--- start GIVEN ENTRIES ---

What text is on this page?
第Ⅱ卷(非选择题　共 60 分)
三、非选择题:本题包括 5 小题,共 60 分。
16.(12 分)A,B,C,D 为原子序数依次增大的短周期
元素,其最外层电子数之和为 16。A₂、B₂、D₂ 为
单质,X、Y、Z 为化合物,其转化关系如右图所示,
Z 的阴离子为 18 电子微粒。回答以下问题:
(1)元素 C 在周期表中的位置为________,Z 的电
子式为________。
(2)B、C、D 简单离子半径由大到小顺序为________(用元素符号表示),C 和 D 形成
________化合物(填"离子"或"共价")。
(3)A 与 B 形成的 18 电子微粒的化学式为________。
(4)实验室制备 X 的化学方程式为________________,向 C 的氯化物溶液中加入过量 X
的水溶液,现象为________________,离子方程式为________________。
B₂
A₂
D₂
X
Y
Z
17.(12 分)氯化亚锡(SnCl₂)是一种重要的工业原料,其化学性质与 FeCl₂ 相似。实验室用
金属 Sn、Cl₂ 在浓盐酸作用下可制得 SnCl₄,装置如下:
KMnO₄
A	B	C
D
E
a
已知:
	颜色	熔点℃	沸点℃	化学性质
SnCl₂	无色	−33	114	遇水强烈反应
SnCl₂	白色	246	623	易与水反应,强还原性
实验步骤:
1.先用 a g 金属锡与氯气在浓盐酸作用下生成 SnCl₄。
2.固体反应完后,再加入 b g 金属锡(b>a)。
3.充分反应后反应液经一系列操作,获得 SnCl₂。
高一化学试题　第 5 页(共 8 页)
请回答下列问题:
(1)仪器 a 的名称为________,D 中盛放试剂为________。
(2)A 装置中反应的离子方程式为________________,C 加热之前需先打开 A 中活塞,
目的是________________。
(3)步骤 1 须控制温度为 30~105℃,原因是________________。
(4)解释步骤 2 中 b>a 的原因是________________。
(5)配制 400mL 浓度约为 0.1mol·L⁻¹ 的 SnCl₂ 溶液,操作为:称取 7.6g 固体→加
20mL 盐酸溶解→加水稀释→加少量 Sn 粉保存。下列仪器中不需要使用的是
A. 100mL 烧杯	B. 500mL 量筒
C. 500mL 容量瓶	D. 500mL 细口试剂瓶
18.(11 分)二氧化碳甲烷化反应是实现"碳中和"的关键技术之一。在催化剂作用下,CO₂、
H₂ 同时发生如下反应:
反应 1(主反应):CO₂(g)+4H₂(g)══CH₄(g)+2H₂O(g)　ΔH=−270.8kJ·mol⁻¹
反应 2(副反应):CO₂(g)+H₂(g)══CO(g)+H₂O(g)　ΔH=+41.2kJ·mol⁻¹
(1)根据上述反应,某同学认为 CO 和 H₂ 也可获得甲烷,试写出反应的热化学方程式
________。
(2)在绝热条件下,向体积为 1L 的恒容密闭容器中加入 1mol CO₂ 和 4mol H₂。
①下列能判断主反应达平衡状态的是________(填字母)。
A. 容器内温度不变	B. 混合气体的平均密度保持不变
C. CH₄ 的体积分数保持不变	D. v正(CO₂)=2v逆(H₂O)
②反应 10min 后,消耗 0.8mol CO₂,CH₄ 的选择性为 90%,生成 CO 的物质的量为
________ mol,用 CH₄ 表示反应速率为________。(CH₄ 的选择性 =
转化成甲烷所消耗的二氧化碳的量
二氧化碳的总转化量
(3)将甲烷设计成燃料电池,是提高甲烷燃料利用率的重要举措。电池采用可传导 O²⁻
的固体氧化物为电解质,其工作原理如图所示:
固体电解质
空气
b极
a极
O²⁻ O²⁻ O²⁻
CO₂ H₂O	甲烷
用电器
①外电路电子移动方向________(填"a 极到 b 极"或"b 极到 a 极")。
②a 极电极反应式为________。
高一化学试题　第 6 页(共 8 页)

--- end GIVEN ENTRIES ---
--- start GIVEN ENTRIES ---

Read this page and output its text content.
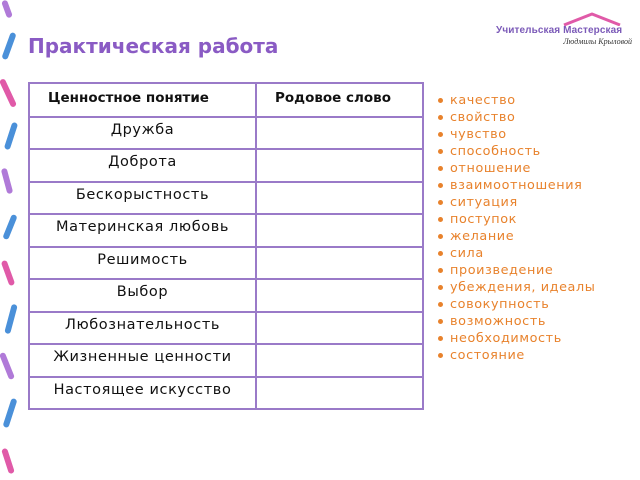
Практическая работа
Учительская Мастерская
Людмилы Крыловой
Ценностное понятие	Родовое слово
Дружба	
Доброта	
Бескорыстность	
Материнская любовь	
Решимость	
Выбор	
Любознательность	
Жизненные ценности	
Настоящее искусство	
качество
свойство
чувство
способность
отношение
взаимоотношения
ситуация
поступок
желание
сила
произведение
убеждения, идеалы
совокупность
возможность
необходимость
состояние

--- end GIVEN ENTRIES ---
--- start GIVEN ENTRIES ---

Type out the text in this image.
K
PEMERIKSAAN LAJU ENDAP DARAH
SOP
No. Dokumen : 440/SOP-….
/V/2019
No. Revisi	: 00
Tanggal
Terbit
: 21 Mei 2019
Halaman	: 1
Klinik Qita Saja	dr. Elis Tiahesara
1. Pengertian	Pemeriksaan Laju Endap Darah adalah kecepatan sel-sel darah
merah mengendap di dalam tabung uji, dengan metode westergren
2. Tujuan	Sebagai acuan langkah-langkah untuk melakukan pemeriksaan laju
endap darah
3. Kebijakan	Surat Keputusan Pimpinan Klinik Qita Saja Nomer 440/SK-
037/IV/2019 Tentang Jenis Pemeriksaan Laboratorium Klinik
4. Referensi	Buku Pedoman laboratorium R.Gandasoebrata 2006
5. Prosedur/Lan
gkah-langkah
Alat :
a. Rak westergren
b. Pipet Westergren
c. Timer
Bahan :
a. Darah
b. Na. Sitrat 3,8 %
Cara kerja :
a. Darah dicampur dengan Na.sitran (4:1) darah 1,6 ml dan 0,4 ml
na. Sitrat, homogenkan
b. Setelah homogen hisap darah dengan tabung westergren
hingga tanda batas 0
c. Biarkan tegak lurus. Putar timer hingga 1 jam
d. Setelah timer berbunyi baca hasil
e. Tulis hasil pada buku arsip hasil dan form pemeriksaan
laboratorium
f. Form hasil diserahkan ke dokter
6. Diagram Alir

--- end GIVEN ENTRIES ---

__EXERCISE__
Among the entries above, identify all lines with "Klinik" and copy them.

__RESPONSE TO THIS TASK__
Klinik Qita Saja	dr. Elis Tiahesara
3. Kebijakan	Surat Keputusan Pimpinan Klinik Qita Saja Nomer 440/SK-
037/IV/2019 Tentang Jenis Pemeriksaan Laboratorium Klinik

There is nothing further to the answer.